INPUT RECORDS:
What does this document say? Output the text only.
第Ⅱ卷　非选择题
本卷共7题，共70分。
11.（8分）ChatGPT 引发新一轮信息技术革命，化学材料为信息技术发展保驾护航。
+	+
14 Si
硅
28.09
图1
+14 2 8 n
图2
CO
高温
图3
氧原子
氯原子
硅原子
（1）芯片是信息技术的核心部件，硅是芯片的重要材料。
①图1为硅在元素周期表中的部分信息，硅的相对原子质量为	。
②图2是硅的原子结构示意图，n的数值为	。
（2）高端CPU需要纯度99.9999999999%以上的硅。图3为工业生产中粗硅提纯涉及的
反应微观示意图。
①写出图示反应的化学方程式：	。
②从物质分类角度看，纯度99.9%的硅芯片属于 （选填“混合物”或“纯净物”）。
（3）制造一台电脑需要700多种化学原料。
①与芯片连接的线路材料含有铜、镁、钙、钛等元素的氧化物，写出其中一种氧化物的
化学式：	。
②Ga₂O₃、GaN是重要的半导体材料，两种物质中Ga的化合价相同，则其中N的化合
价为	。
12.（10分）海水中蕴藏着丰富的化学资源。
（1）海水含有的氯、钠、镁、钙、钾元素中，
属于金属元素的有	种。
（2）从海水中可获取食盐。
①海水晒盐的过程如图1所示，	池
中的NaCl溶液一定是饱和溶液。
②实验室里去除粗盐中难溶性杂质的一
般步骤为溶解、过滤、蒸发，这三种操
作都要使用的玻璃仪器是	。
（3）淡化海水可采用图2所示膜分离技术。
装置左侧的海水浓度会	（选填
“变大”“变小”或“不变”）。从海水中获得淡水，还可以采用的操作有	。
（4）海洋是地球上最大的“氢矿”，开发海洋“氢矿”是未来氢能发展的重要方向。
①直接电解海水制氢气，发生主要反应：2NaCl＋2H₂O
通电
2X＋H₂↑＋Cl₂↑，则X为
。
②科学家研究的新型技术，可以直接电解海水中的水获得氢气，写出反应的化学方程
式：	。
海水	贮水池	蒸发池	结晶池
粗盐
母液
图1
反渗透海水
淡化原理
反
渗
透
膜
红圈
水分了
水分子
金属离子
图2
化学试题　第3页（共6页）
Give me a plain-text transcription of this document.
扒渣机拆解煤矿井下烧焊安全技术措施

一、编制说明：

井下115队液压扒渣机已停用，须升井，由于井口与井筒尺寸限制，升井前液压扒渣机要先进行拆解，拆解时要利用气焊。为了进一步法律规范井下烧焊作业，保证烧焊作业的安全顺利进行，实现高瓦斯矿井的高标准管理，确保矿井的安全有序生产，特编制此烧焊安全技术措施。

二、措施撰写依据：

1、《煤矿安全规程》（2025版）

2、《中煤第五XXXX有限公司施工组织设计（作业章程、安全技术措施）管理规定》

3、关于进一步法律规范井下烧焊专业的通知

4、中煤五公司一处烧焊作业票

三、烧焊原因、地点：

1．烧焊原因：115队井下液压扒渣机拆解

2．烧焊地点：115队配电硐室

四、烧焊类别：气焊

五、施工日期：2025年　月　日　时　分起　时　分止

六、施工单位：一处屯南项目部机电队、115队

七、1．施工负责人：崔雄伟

PROBLEM STATEMENT: Take the line holding "Give me a plain-text" and all lines after it through the end of the data, and set them down exactly.

RESPONSE:
Give me a plain-text transcription of this document.
扒渣机拆解煤矿井下烧焊安全技术措施

一、编制说明：

井下115队液压扒渣机已停用，须升井，由于井口与井筒尺寸限制，升井前液压扒渣机要先进行拆解，拆解时要利用气焊。为了进一步法律规范井下烧焊作业，保证烧焊作业的安全顺利进行，实现高瓦斯矿井的高标准管理，确保矿井的安全有序生产，特编制此烧焊安全技术措施。

二、措施撰写依据：

1、《煤矿安全规程》（2025版）

2、《中煤第五XXXX有限公司施工组织设计（作业章程、安全技术措施）管理规定》

3、关于进一步法律规范井下烧焊专业的通知

4、中煤五公司一处烧焊作业票

三、烧焊原因、地点：

1．烧焊原因：115队井下液压扒渣机拆解

2．烧焊地点：115队配电硐室

四、烧焊类别：气焊

五、施工日期：2025年　月　日　时　分起　时　分止

六、施工单位：一处屯南项目部机电队、115队

七、1．施工负责人：崔雄伟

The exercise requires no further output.